→ **Exercise description**: Retype the records below exactly as they appear.

→ **Stored records**:
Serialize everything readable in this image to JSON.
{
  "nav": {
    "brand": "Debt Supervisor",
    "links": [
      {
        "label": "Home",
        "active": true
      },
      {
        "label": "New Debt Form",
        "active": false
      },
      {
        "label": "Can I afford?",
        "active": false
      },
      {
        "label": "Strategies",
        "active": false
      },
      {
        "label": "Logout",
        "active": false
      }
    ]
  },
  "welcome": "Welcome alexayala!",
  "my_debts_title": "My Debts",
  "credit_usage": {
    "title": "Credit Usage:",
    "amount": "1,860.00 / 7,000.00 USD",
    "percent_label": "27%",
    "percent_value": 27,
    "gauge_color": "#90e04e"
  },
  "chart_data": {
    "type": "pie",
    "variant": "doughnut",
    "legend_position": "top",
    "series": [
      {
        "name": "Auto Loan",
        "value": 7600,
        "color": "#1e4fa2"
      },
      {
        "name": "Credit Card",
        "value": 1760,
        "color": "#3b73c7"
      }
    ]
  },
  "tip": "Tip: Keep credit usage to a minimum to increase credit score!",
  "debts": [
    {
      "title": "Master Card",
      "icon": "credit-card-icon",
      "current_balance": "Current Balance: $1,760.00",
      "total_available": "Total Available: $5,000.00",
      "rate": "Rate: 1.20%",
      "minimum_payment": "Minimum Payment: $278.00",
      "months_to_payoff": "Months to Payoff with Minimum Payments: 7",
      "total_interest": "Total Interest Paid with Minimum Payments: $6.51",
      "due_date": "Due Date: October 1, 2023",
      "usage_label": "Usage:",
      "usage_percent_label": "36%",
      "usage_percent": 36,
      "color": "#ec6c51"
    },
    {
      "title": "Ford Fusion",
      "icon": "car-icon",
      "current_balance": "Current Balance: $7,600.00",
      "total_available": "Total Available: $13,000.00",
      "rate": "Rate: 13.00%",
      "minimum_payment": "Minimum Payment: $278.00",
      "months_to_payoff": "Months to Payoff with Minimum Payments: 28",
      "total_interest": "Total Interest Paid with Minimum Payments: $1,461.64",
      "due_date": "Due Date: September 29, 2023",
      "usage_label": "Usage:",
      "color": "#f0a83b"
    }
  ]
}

→ **Solved exercise**:
Serialize everything readable in this image to JSON.
{
  "nav": {
    "brand": "Debt Supervisor",
    "links": [
      {
        "label": "Home",
        "active": true
      },
      {
        "label": "New Debt Form",
        "active": false
      },
      {
        "label": "Can I afford?",
        "active": false
      },
      {
        "label": "Strategies",
        "active": false
      },
      {
        "label": "Logout",
        "active": false
      }
    ]
  },
  "welcome": "Welcome alexayala!",
  "my_debts_title": "My Debts",
  "credit_usage": {
    "title": "Credit Usage:",
    "amount": "1,860.00 / 7,000.00 USD",
    "percent_label": "27%",
    "percent_value": 27,
    "gauge_color": "#90e04e"
  },
  "chart_data": {
    "type": "pie",
    "variant": "doughnut",
    "legend_position": "top",
    "series": [
      {
        "name": "Auto Loan",
        "value": 7600,
        "color": "#1e4fa2"
      },
      {
        "name": "Credit Card",
        "value": 1760,
        "color": "#3b73c7"
      }
    ]
  },
  "tip": "Tip: Keep credit usage to a minimum to increase credit score!",
  "debts": [
    {
      "title": "Master Card",
      "icon": "credit-card-icon",
      "current_balance": "Current Balance: $1,760.00",
      "total_available": "Total Available: $5,000.00",
      "rate": "Rate: 1.20%",
      "minimum_payment": "Minimum Payment: $278.00",
      "months_to_payoff": "Months to Payoff with Minimum Payments: 7",
      "total_interest": "Total Interest Paid with Minimum Payments: $6.51",
      "due_date": "Due Date: October 1, 2023",
      "usage_label": "Usage:",
      "usage_percent_label": "36%",
      "usage_percent": 36,
      "color": "#ec6c51"
    },
    {
      "title": "Ford Fusion",
      "icon": "car-icon",
      "current_balance": "Current Balance: $7,600.00",
      "total_available": "Total Available: $13,000.00",
      "rate": "Rate: 13.00%",
      "minimum_payment": "Minimum Payment: $278.00",
      "months_to_payoff": "Months to Payoff with Minimum Payments: 28",
      "total_interest": "Total Interest Paid with Minimum Payments: $1,461.64",
      "due_date": "Due Date: September 29, 2023",
      "usage_label": "Usage:",
      "color": "#f0a83b"
    }
  ]
}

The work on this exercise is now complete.